Stated exercise
Wherever a line below holds the word "this", copy that line.

Given data

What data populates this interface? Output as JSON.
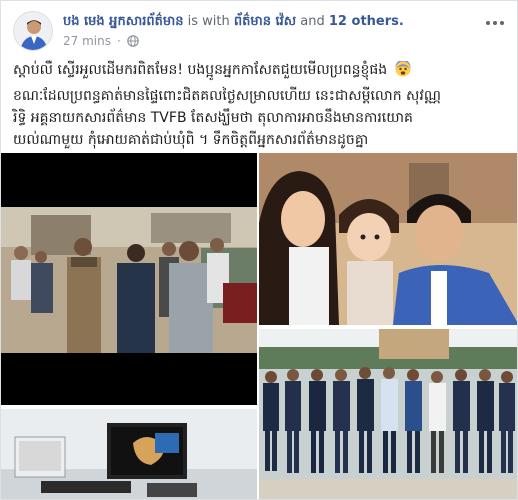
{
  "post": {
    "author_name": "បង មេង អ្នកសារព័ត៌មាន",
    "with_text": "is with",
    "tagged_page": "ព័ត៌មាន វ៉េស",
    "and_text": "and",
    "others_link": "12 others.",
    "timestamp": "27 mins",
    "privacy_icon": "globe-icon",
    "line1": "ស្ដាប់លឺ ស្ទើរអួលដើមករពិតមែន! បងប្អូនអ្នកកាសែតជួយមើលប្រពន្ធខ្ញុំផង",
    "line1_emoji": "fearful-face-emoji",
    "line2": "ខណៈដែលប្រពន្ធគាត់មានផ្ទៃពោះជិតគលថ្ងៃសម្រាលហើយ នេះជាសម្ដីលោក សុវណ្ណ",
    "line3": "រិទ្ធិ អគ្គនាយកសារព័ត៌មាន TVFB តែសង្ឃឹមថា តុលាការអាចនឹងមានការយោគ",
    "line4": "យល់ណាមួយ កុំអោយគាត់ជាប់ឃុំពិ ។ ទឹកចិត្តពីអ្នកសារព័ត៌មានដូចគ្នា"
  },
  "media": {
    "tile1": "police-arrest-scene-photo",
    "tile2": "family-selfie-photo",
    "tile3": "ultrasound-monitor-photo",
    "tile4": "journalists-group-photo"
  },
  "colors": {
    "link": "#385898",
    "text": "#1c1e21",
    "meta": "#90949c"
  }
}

* * *

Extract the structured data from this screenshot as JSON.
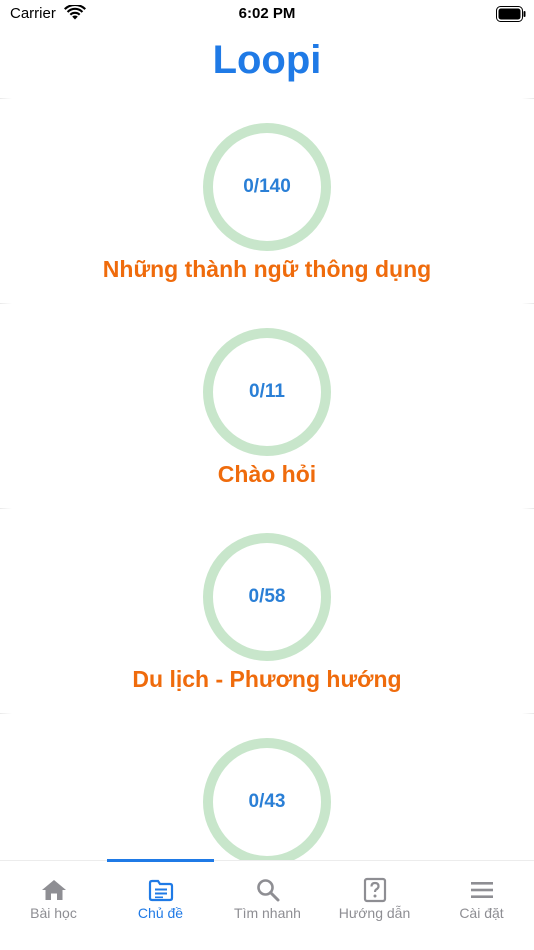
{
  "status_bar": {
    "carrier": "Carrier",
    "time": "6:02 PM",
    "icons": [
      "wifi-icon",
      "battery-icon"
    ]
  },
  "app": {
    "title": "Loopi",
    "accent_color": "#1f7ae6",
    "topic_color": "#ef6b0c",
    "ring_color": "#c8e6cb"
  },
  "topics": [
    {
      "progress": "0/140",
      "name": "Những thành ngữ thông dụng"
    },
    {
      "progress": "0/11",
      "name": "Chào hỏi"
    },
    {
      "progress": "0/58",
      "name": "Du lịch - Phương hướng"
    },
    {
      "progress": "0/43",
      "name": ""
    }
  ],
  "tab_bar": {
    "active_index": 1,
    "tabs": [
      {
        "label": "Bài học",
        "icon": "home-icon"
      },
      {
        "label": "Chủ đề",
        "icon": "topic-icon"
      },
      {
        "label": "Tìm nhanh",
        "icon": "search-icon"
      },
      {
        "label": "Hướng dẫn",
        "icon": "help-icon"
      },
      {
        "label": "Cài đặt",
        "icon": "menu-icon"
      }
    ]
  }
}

Correct result
What data populates this interface? Output as JSON.
Extract the structured data from this screenshot as JSON.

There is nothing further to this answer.